* [Exercise requirements]
How many lines of these entries include the string "Sharpsburg"? State the number alone.

[Recorded data]
--

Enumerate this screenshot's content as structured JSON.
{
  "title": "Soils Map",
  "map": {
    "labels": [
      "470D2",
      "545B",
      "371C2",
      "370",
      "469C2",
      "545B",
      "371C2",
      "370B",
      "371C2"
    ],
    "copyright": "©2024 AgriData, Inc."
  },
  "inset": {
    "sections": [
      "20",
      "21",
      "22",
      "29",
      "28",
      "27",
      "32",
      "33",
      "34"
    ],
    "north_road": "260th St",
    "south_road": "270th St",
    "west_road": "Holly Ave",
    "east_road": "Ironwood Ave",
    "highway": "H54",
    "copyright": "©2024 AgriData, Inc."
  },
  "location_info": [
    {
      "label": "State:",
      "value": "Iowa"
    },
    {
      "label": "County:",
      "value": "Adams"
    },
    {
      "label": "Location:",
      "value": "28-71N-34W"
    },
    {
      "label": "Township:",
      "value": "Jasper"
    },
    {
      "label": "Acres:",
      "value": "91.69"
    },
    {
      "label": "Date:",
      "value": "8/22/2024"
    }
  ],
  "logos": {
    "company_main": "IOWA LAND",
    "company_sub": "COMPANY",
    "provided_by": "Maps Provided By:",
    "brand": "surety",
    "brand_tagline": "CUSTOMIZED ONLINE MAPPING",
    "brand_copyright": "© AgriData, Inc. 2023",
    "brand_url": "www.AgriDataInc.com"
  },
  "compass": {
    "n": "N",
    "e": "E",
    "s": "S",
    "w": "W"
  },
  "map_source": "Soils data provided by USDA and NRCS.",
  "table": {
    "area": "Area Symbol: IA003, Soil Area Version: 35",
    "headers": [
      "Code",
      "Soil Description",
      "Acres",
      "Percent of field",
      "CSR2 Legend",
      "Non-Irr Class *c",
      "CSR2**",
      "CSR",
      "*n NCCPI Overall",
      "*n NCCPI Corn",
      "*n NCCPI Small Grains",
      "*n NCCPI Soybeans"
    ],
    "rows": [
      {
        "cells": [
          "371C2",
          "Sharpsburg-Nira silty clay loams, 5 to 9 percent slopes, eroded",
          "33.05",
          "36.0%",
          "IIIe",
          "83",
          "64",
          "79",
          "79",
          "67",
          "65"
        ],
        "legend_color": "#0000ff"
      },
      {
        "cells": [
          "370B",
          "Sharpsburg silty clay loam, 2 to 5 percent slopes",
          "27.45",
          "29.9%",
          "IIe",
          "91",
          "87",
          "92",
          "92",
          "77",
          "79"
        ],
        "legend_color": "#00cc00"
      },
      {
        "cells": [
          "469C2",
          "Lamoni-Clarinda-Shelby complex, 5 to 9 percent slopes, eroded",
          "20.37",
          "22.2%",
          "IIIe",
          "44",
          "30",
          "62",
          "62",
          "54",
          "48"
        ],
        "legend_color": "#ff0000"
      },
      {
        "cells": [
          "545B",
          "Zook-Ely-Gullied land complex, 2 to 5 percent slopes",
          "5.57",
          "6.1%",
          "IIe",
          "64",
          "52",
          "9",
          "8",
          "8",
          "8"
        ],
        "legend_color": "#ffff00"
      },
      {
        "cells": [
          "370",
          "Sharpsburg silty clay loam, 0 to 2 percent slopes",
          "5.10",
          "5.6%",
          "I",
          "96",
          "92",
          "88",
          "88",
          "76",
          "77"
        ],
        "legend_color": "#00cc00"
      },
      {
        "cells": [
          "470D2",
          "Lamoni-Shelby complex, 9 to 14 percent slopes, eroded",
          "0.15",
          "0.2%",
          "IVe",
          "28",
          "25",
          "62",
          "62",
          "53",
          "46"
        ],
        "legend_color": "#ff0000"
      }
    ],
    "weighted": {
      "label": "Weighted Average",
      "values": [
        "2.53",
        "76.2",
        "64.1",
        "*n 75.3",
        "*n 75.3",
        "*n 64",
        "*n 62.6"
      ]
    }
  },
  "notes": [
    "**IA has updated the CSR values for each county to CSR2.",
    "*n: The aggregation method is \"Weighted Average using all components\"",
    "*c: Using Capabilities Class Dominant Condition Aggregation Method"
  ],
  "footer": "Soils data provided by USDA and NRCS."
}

--

* [Expected answer]
3